Scan the lines below; pull out those with "true".

** START Data for processing **

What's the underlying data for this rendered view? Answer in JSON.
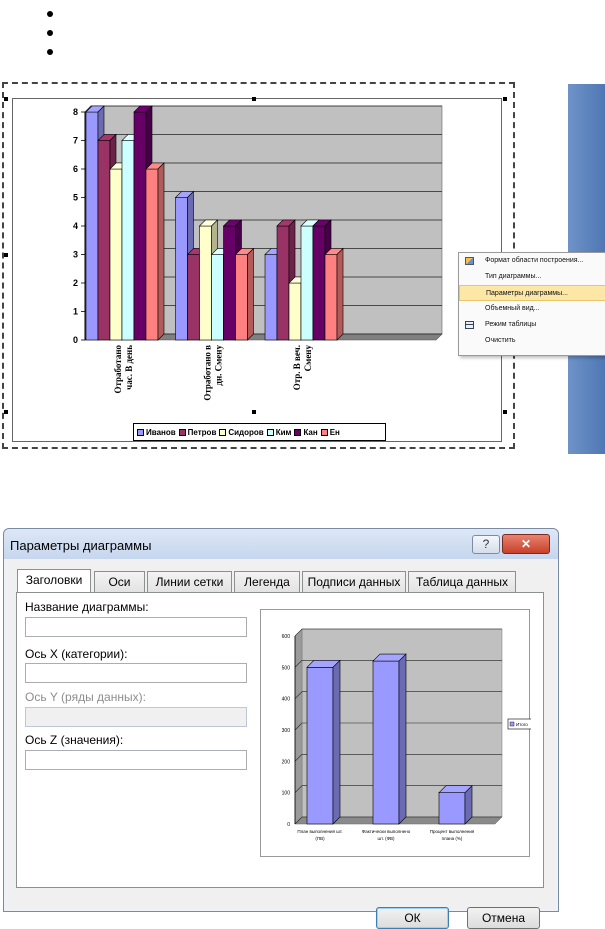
{
  "colors": {
    "ivanov": "#9999ff",
    "petrov": "#993366",
    "sidorov": "#ffffcc",
    "kim": "#ccffff",
    "kan": "#660066",
    "en": "#ff8080",
    "plot_bg": "#c0c0c0",
    "preview_bar": "#9999ff"
  },
  "main_chart": {
    "chart_data": {
      "type": "bar",
      "categories": [
        "Отработано час. В день",
        "Отработано в дн. Смену",
        "Отр. В веч. Смену"
      ],
      "category_lines": [
        [
          "Отработано",
          "час. В день"
        ],
        [
          "Отработано в",
          "дн. Смену"
        ],
        [
          "Отр. В веч.",
          "Смену"
        ]
      ],
      "series": [
        {
          "name": "Иванов",
          "values": [
            8,
            5,
            3
          ]
        },
        {
          "name": "Петров",
          "values": [
            7,
            3,
            4
          ]
        },
        {
          "name": "Сидоров",
          "values": [
            6,
            4,
            2
          ]
        },
        {
          "name": "Ким",
          "values": [
            7,
            3,
            4
          ]
        },
        {
          "name": "Кан",
          "values": [
            8,
            4,
            4
          ]
        },
        {
          "name": "Ен",
          "values": [
            6,
            3,
            3
          ]
        }
      ],
      "ylim": [
        0,
        8
      ],
      "yticks": [
        "0",
        "1",
        "2",
        "3",
        "4",
        "5",
        "6",
        "7",
        "8"
      ],
      "grid": true,
      "legend": "bottom"
    }
  },
  "context_menu": {
    "items": [
      {
        "label": "Формат области построения...",
        "icon": "format-plot-icon"
      },
      {
        "label": "Тип диаграммы...",
        "icon": ""
      },
      {
        "label": "Параметры диаграммы...",
        "icon": "",
        "highlight": true
      },
      {
        "label": "Объемный вид...",
        "icon": ""
      },
      {
        "label": "Режим таблицы",
        "icon": "table-icon"
      },
      {
        "label": "Очистить",
        "icon": ""
      }
    ]
  },
  "dialog": {
    "title": "Параметры диаграммы",
    "help": "?",
    "close": "✕",
    "tabs": [
      "Заголовки",
      "Оси",
      "Линии сетки",
      "Легенда",
      "Подписи данных",
      "Таблица данных"
    ],
    "fields": [
      {
        "label": "Название диаграммы:",
        "value": "",
        "disabled": false
      },
      {
        "label": "Ось X (категории):",
        "value": "",
        "disabled": false
      },
      {
        "label": "Ось Y (ряды данных):",
        "value": "",
        "disabled": true
      },
      {
        "label": "Ось Z (значения):",
        "value": "",
        "disabled": false
      }
    ],
    "ok": "ОК",
    "cancel": "Отмена",
    "preview_chart": {
      "chart_data": {
        "type": "bar",
        "categories": [
          "План выполнения шт. (ПВ)",
          "Фактически выполнено шт. (ФВ)",
          "Процент выполнения плана (%)"
        ],
        "category_lines": [
          [
            "План выполнения шт.",
            "(ПВ)"
          ],
          [
            "Фактически выполнено",
            "шт. (ФВ)"
          ],
          [
            "Процент выполнения",
            "плана (%)"
          ]
        ],
        "series": [
          {
            "name": "Итого",
            "values": [
              500,
              520,
              100
            ]
          }
        ],
        "ylim": [
          0,
          600
        ],
        "yticks": [
          "0",
          "100",
          "200",
          "300",
          "400",
          "500",
          "600"
        ],
        "legend": "right"
      }
    }
  }
}
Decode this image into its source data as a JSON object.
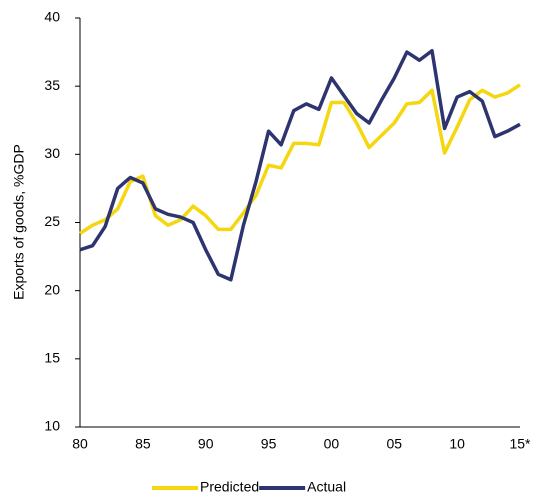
{
  "chart_data": {
    "type": "line",
    "y_label": "Exports of goods, %GDP",
    "categories": [
      "80",
      null,
      null,
      null,
      null,
      "85",
      null,
      null,
      null,
      null,
      "90",
      null,
      null,
      null,
      null,
      "95",
      null,
      null,
      null,
      null,
      "00",
      null,
      null,
      null,
      null,
      "05",
      null,
      null,
      null,
      null,
      "10",
      null,
      null,
      null,
      null,
      "15*"
    ],
    "series": [
      {
        "name": "Predicted",
        "color": "#f5d60f",
        "values": [
          24.2,
          24.8,
          25.2,
          26.0,
          28.0,
          28.4,
          25.5,
          24.8,
          25.2,
          26.2,
          25.5,
          24.5,
          24.5,
          25.7,
          27.0,
          29.2,
          29.0,
          30.8,
          30.8,
          30.7,
          33.8,
          33.8,
          32.3,
          30.5,
          31.4,
          32.3,
          33.7,
          33.8,
          34.7,
          30.1,
          32.0,
          34.0,
          34.7,
          34.2,
          34.5,
          35.1
        ]
      },
      {
        "name": "Actual",
        "color": "#2e3470",
        "values": [
          23.0,
          23.3,
          24.7,
          27.5,
          28.3,
          27.9,
          26.0,
          25.6,
          25.4,
          25.0,
          23.0,
          21.2,
          20.8,
          24.8,
          28.0,
          31.7,
          30.7,
          33.2,
          33.7,
          33.3,
          35.6,
          34.3,
          33.0,
          32.3,
          34.0,
          35.6,
          37.5,
          36.9,
          37.6,
          31.9,
          34.2,
          34.6,
          33.9,
          31.3,
          31.7,
          32.2
        ]
      }
    ],
    "ylim": [
      10,
      40
    ],
    "yticks": [
      10,
      15,
      20,
      25,
      30,
      35,
      40
    ],
    "legend": "bottom"
  }
}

** END Data for processing **

#### Response to the exercise
      "grid": true,
        "highlight": true
        "disabled": true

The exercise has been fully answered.